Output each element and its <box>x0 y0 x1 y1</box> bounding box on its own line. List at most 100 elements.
════════════════
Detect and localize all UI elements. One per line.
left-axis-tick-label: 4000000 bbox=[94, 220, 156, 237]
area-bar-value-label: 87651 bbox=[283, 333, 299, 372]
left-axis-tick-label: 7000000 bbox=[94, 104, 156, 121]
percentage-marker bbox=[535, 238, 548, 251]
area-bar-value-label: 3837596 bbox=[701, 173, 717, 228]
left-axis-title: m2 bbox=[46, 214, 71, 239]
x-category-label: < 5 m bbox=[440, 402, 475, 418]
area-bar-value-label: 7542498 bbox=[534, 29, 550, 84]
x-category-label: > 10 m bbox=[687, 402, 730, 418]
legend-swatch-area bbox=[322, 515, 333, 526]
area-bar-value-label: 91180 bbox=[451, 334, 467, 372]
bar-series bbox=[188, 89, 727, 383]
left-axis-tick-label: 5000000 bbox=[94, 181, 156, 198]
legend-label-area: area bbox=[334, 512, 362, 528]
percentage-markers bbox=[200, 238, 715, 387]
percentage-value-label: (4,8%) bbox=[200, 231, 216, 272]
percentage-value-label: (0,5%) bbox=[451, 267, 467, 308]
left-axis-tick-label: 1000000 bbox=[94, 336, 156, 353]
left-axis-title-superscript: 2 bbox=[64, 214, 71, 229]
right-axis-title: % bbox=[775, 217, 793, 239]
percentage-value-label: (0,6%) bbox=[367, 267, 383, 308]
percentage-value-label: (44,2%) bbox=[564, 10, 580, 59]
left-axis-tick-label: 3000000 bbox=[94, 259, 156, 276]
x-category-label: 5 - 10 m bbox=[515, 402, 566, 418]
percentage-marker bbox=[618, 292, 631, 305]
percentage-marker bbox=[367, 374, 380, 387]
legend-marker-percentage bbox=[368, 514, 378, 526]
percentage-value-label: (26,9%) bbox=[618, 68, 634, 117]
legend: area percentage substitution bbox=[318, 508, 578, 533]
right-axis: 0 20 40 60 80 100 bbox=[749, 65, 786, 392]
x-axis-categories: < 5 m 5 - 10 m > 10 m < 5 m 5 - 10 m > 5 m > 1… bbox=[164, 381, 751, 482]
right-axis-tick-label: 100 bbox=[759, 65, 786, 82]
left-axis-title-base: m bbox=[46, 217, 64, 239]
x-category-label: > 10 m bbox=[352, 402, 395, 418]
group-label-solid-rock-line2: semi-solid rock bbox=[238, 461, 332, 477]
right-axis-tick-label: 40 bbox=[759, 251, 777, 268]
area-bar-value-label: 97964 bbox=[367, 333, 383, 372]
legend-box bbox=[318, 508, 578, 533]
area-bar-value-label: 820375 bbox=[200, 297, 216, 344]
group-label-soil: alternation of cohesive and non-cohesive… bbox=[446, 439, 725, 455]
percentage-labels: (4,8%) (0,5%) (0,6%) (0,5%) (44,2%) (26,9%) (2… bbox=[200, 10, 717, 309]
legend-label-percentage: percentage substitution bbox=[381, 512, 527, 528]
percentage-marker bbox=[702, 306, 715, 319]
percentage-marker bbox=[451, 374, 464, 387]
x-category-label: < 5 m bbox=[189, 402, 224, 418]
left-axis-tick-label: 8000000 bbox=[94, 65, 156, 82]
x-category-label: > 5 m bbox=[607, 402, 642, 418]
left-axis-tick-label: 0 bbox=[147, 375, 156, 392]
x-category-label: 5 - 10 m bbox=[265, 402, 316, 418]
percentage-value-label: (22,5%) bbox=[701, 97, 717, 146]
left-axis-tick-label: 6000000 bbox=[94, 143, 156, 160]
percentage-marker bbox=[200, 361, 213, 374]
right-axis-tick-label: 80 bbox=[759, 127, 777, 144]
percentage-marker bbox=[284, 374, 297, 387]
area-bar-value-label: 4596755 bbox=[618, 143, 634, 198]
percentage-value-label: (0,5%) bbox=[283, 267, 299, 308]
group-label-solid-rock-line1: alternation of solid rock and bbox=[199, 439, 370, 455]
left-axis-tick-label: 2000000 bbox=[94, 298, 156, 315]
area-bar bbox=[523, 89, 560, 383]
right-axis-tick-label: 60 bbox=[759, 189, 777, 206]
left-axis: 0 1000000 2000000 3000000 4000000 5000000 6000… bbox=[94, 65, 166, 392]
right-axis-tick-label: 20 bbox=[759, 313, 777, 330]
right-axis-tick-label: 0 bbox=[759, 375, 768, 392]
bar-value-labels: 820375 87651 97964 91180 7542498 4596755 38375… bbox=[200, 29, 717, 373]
════════════════
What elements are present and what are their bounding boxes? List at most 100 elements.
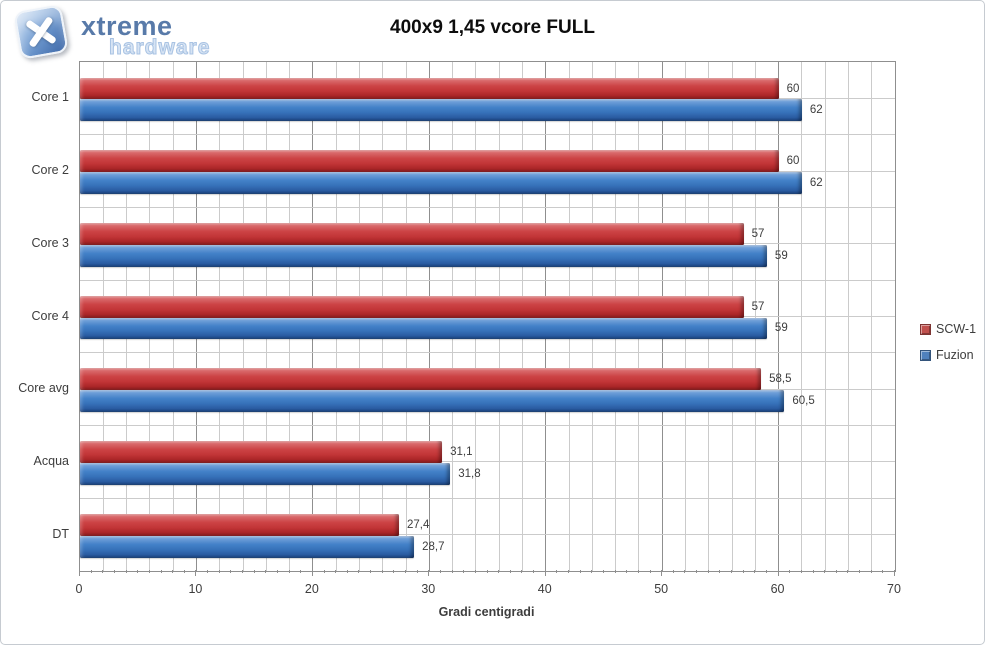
════════════════
## [DEINE AUFGABE]
Such in den Daten oben jede Zeile heraus, in der das Wort „most“ vorkommt, und schreib diese Zeilen unverändert ab.

## [RICHTIGE ANTWORT]
Output each element and its <box>x0 y0 x1 y1</box> bounding box on its own line. List at most 100 elements.
What elements are present and what are their bounding boxes? List at most 100 elements.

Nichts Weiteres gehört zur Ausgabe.